## Materials provided
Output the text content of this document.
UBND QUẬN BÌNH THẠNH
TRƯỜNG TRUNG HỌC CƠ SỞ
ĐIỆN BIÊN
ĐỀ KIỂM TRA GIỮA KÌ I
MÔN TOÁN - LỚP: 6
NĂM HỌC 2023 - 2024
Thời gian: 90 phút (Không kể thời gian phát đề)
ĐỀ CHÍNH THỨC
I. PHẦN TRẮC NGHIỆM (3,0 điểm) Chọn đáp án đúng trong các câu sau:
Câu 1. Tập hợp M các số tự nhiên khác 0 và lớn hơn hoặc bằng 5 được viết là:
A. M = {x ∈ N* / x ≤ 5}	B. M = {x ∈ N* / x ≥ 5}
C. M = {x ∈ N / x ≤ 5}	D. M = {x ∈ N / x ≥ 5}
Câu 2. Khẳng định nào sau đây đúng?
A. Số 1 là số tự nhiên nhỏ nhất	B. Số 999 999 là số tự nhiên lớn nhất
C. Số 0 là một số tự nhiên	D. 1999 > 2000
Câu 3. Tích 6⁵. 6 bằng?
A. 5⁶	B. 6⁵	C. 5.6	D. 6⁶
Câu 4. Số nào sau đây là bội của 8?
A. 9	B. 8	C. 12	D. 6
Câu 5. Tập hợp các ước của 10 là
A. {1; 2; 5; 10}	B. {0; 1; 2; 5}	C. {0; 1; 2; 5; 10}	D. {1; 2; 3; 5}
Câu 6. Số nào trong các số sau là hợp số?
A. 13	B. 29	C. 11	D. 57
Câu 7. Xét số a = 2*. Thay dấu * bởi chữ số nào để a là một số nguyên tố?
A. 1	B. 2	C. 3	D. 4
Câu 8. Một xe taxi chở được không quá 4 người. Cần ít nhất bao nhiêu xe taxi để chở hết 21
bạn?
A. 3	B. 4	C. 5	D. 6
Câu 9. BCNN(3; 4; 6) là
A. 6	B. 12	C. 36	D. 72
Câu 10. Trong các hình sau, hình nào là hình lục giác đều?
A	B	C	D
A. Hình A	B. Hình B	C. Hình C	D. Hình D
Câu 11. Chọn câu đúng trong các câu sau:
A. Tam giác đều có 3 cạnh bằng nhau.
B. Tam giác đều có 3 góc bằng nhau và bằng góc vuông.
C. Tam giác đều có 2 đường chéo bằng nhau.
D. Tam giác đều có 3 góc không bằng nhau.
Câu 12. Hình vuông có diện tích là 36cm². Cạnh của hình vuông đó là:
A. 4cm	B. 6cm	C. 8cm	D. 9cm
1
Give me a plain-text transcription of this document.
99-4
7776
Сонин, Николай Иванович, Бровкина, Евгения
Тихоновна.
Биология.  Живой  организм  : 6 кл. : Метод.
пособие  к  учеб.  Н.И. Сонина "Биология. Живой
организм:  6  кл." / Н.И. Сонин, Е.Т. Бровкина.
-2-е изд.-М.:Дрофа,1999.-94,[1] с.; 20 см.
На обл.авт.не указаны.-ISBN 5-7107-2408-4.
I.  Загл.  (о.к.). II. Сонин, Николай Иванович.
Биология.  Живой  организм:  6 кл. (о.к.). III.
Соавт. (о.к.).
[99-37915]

## What the task asks
Print all the data exactly.

## Answer in full
Output the text content of this document.
UBND QUẬN BÌNH THẠNH
TRƯỜNG TRUNG HỌC CƠ SỞ
ĐIỆN BIÊN
ĐỀ KIỂM TRA GIỮA KÌ I
MÔN TOÁN - LỚP: 6
NĂM HỌC 2023 - 2024
Thời gian: 90 phút (Không kể thời gian phát đề)
ĐỀ CHÍNH THỨC
I. PHẦN TRẮC NGHIỆM (3,0 điểm) Chọn đáp án đúng trong các câu sau:
Câu 1. Tập hợp M các số tự nhiên khác 0 và lớn hơn hoặc bằng 5 được viết là:
A. M = {x ∈ N* / x ≤ 5}	B. M = {x ∈ N* / x ≥ 5}
C. M = {x ∈ N / x ≤ 5}	D. M = {x ∈ N / x ≥ 5}
Câu 2. Khẳng định nào sau đây đúng?
A. Số 1 là số tự nhiên nhỏ nhất	B. Số 999 999 là số tự nhiên lớn nhất
C. Số 0 là một số tự nhiên	D. 1999 > 2000
Câu 3. Tích 6⁵. 6 bằng?
A. 5⁶	B. 6⁵	C. 5.6	D. 6⁶
Câu 4. Số nào sau đây là bội của 8?
A. 9	B. 8	C. 12	D. 6
Câu 5. Tập hợp các ước của 10 là
A. {1; 2; 5; 10}	B. {0; 1; 2; 5}	C. {0; 1; 2; 5; 10}	D. {1; 2; 3; 5}
Câu 6. Số nào trong các số sau là hợp số?
A. 13	B. 29	C. 11	D. 57
Câu 7. Xét số a = 2*. Thay dấu * bởi chữ số nào để a là một số nguyên tố?
A. 1	B. 2	C. 3	D. 4
Câu 8. Một xe taxi chở được không quá 4 người. Cần ít nhất bao nhiêu xe taxi để chở hết 21
bạn?
A. 3	B. 4	C. 5	D. 6
Câu 9. BCNN(3; 4; 6) là
A. 6	B. 12	C. 36	D. 72
Câu 10. Trong các hình sau, hình nào là hình lục giác đều?
A	B	C	D
A. Hình A	B. Hình B	C. Hình C	D. Hình D
Câu 11. Chọn câu đúng trong các câu sau:
A. Tam giác đều có 3 cạnh bằng nhau.
B. Tam giác đều có 3 góc bằng nhau và bằng góc vuông.
C. Tam giác đều có 2 đường chéo bằng nhau.
D. Tam giác đều có 3 góc không bằng nhau.
Câu 12. Hình vuông có diện tích là 36cm². Cạnh của hình vuông đó là:
A. 4cm	B. 6cm	C. 8cm	D. 9cm
1
Give me a plain-text transcription of this document.
99-4
7776
Сонин, Николай Иванович, Бровкина, Евгения
Тихоновна.
Биология.  Живой  организм  : 6 кл. : Метод.
пособие  к  учеб.  Н.И. Сонина "Биология. Живой
организм:  6  кл." / Н.И. Сонин, Е.Т. Бровкина.
-2-е изд.-М.:Дрофа,1999.-94,[1] с.; 20 см.
На обл.авт.не указаны.-ISBN 5-7107-2408-4.
I.  Загл.  (о.к.). II. Сонин, Николай Иванович.
Биология.  Живой  организм:  6 кл. (о.к.). III.
Соавт. (о.к.).
[99-37915]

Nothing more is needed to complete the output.